◆ What is being asked ◆
Repeat the records verbatim and leave the pictures out of your copy.

Collected data entries:
** START **

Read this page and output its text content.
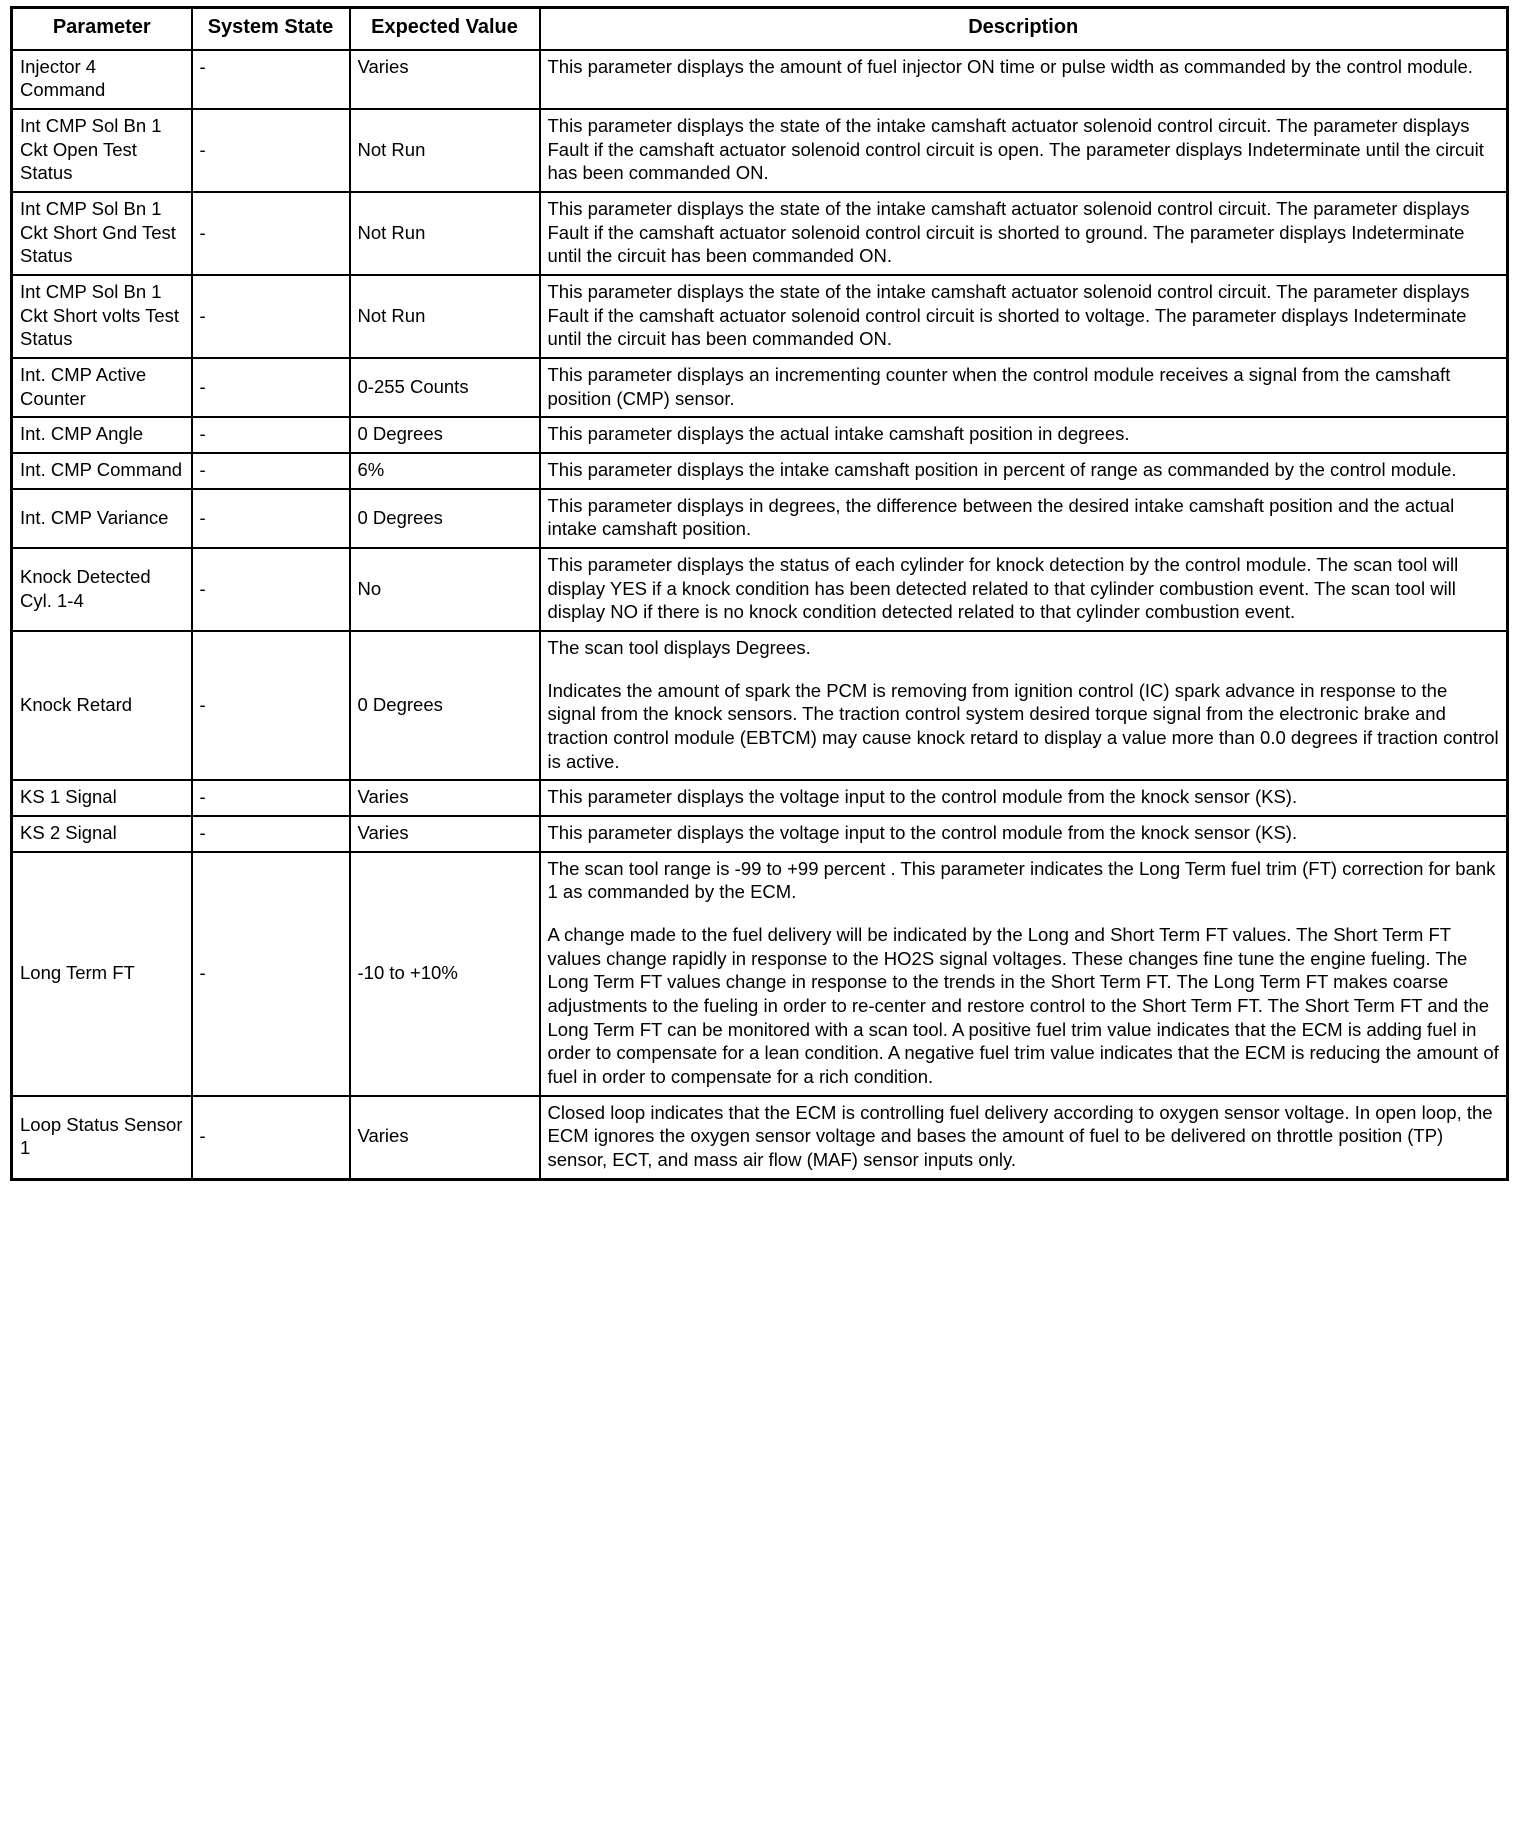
Parameter	System State	Expected Value	Description
Injector 4 Command	-	Varies	This parameter displays the amount of fuel injector ON time or pulse width as commanded by the control module.

Int CMP Sol Bn 1 Ckt Open Test Status	-	Not Run	This parameter displays the state of the intake camshaft actuator solenoid control circuit. The parameter displays Fault if the camshaft actuator solenoid control circuit is open. The parameter displays Indeterminate until the circuit has been commanded ON.

Int CMP Sol Bn 1 Ckt Short Gnd Test Status	-	Not Run	This parameter displays the state of the intake camshaft actuator solenoid control circuit. The parameter displays Fault if the camshaft actuator solenoid control circuit is shorted to ground. The parameter displays Indeterminate until the circuit has been commanded ON.

Int CMP Sol Bn 1 Ckt Short volts Test Status	-	Not Run	This parameter displays the state of the intake camshaft actuator solenoid control circuit. The parameter displays Fault if the camshaft actuator solenoid control circuit is shorted to voltage. The parameter displays Indeterminate until the circuit has been commanded ON.

Int. CMP Active Counter	-	0-255 Counts	This parameter displays an incrementing counter when the control module receives a signal from the camshaft position (CMP) sensor.

Int. CMP Angle	-	0 Degrees	This parameter displays the actual intake camshaft position in degrees.

Int. CMP Command	-	6%	This parameter displays the intake camshaft position in percent of range as commanded by the control module.

Int. CMP Variance	-	0 Degrees	This parameter displays in degrees, the difference between the desired intake camshaft position and the actual intake camshaft position.

Knock Detected Cyl. 1-4	-	No	This parameter displays the status of each cylinder for knock detection by the control module. The scan tool will display YES if a knock condition has been detected related to that cylinder combustion event. The scan tool will display NO if there is no knock condition detected related to that cylinder combustion event.

Knock Retard	-	0 Degrees	The scan tool displays Degrees.

Indicates the amount of spark the PCM is removing from ignition control (IC) spark advance in response to the signal from the knock sensors. The traction control system desired torque signal from the electronic brake and traction control module (EBTCM) may cause knock retard to display a value more than 0.0 degrees if traction control is active.

KS 1 Signal	-	Varies	This parameter displays the voltage input to the control module from the knock sensor (KS).

KS 2 Signal	-	Varies	This parameter displays the voltage input to the control module from the knock sensor (KS).

Long Term FT	-	-10 to +10%	The scan tool range is -99 to +99 percent . This parameter indicates the Long Term fuel trim (FT) correction for bank 1 as commanded by the ECM.

A change made to the fuel delivery will be indicated by the Long and Short Term FT values. The Short Term FT values change rapidly in response to the HO2S signal voltages. These changes fine tune the engine fueling. The Long Term FT values change in response to the trends in the Short Term FT. The Long Term FT makes coarse adjustments to the fueling in order to re-center and restore control to the Short Term FT. The Short Term FT and the Long Term FT can be monitored with a scan tool. A positive fuel trim value indicates that the ECM is adding fuel in order to compensate for a lean condition. A negative fuel trim value indicates that the ECM is reducing the amount of fuel in order to compensate for a rich condition.

Loop Status Sensor 1	-	Varies	Closed loop indicates that the ECM is controlling fuel delivery according to oxygen sensor voltage. In open loop, the ECM ignores the oxygen sensor voltage and bases the amount of fuel to be delivered on throttle position (TP) sensor, ECT, and mass air flow (MAF) sensor inputs only.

** END **

◆ Task response ◆
Read this page and output its text content.
Parameter	System State	Expected Value	Description
Injector 4 Command	-	Varies	This parameter displays the amount of fuel injector ON time or pulse width as commanded by the control module.

Int CMP Sol Bn 1 Ckt Open Test Status	-	Not Run	This parameter displays the state of the intake camshaft actuator solenoid control circuit. The parameter displays Fault if the camshaft actuator solenoid control circuit is open. The parameter displays Indeterminate until the circuit has been commanded ON.

Int CMP Sol Bn 1 Ckt Short Gnd Test Status	-	Not Run	This parameter displays the state of the intake camshaft actuator solenoid control circuit. The parameter displays Fault if the camshaft actuator solenoid control circuit is shorted to ground. The parameter displays Indeterminate until the circuit has been commanded ON.

Int CMP Sol Bn 1 Ckt Short volts Test Status	-	Not Run	This parameter displays the state of the intake camshaft actuator solenoid control circuit. The parameter displays Fault if the camshaft actuator solenoid control circuit is shorted to voltage. The parameter displays Indeterminate until the circuit has been commanded ON.

Int. CMP Active Counter	-	0-255 Counts	This parameter displays an incrementing counter when the control module receives a signal from the camshaft position (CMP) sensor.

Int. CMP Angle	-	0 Degrees	This parameter displays the actual intake camshaft position in degrees.

Int. CMP Command	-	6%	This parameter displays the intake camshaft position in percent of range as commanded by the control module.

Int. CMP Variance	-	0 Degrees	This parameter displays in degrees, the difference between the desired intake camshaft position and the actual intake camshaft position.

Knock Detected Cyl. 1-4	-	No	This parameter displays the status of each cylinder for knock detection by the control module. The scan tool will display YES if a knock condition has been detected related to that cylinder combustion event. The scan tool will display NO if there is no knock condition detected related to that cylinder combustion event.

Knock Retard	-	0 Degrees	The scan tool displays Degrees.

Indicates the amount of spark the PCM is removing from ignition control (IC) spark advance in response to the signal from the knock sensors. The traction control system desired torque signal from the electronic brake and traction control module (EBTCM) may cause knock retard to display a value more than 0.0 degrees if traction control is active.

KS 1 Signal	-	Varies	This parameter displays the voltage input to the control module from the knock sensor (KS).

KS 2 Signal	-	Varies	This parameter displays the voltage input to the control module from the knock sensor (KS).

Long Term FT	-	-10 to +10%	The scan tool range is -99 to +99 percent . This parameter indicates the Long Term fuel trim (FT) correction for bank 1 as commanded by the ECM.

A change made to the fuel delivery will be indicated by the Long and Short Term FT values. The Short Term FT values change rapidly in response to the HO2S signal voltages. These changes fine tune the engine fueling. The Long Term FT values change in response to the trends in the Short Term FT. The Long Term FT makes coarse adjustments to the fueling in order to re-center and restore control to the Short Term FT. The Short Term FT and the Long Term FT can be monitored with a scan tool. A positive fuel trim value indicates that the ECM is adding fuel in order to compensate for a lean condition. A negative fuel trim value indicates that the ECM is reducing the amount of fuel in order to compensate for a rich condition.

Loop Status Sensor 1	-	Varies	Closed loop indicates that the ECM is controlling fuel delivery according to oxygen sensor voltage. In open loop, the ECM ignores the oxygen sensor voltage and bases the amount of fuel to be delivered on throttle position (TP) sensor, ECT, and mass air flow (MAF) sensor inputs only.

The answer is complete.